== Data rows ==

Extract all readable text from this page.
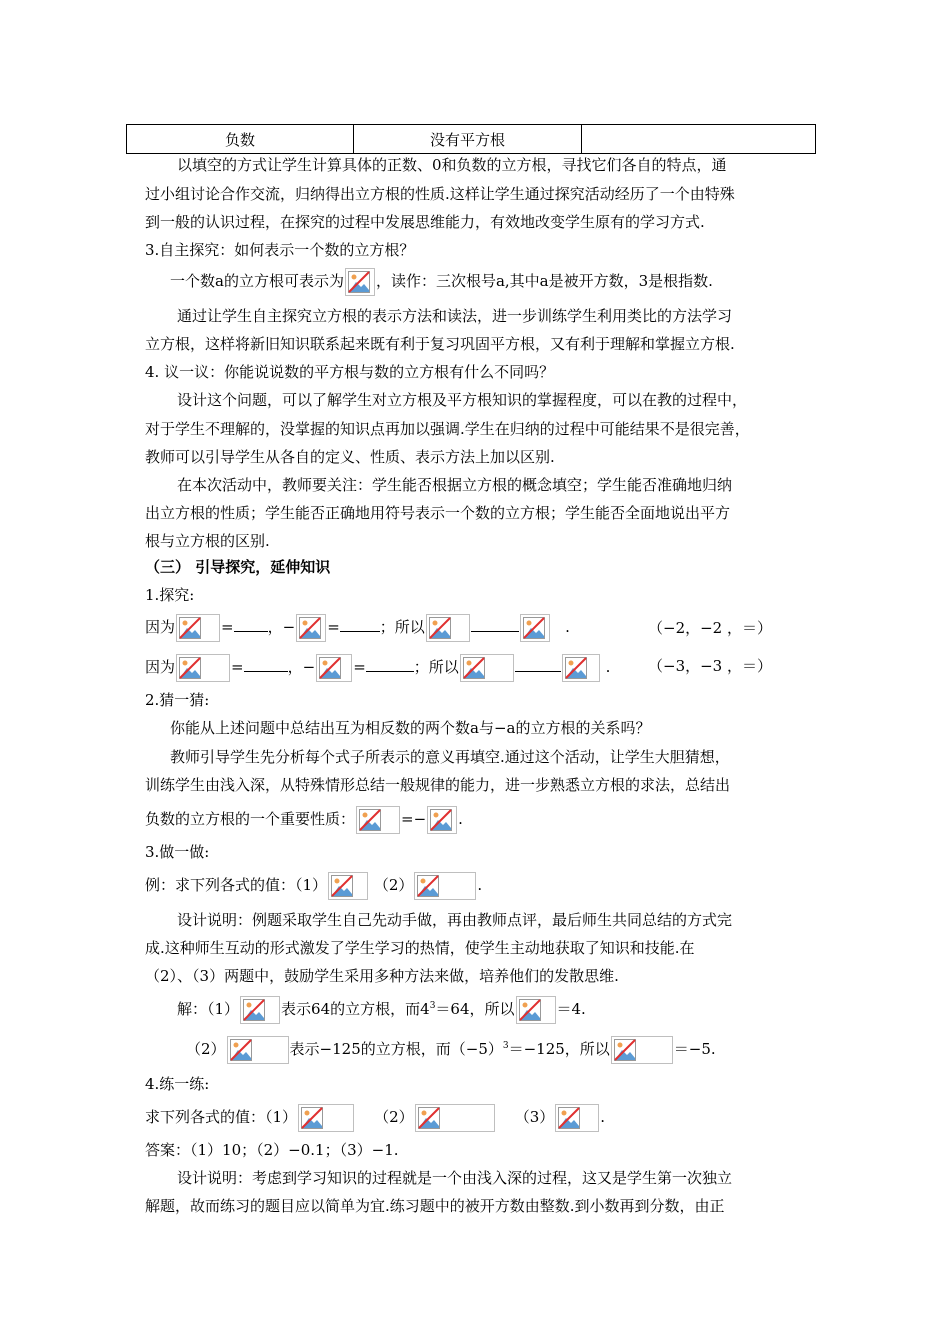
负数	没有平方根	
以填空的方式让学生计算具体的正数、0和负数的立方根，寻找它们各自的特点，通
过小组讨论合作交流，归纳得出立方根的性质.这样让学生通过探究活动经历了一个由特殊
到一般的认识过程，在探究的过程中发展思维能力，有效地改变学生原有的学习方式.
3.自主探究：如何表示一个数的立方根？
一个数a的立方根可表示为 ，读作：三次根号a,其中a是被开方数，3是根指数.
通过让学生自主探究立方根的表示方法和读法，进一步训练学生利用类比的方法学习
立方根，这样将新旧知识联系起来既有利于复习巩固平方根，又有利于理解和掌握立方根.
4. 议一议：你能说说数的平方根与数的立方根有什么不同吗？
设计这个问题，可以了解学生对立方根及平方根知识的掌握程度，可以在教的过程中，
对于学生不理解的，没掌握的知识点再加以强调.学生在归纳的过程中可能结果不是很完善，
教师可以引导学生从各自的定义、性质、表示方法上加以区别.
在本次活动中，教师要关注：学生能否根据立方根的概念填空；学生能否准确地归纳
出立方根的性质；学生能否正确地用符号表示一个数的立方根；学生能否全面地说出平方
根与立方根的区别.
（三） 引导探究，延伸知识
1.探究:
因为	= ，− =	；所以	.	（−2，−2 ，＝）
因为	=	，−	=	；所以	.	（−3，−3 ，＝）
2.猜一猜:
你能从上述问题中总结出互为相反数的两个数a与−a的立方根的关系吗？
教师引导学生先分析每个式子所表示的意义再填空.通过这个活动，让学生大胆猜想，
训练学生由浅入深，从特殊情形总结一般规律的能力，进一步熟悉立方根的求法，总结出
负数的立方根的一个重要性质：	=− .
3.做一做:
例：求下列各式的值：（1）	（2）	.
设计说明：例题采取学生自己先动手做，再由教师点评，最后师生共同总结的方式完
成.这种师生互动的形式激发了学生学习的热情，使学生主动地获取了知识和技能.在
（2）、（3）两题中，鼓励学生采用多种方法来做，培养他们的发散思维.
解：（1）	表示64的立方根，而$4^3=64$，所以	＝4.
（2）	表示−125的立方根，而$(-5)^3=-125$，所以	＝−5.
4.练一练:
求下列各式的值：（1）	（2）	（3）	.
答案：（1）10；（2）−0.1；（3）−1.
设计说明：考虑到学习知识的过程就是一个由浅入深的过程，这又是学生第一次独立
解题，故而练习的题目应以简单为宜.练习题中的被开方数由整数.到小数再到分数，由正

===

Problem to work on – Return all lines containing "设计说明".

Output of the exercise –
设计说明：例题采取学生自己先动手做，再由教师点评，最后师生共同总结的方式完
设计说明：考虑到学习知识的过程就是一个由浅入深的过程，这又是学生第一次独立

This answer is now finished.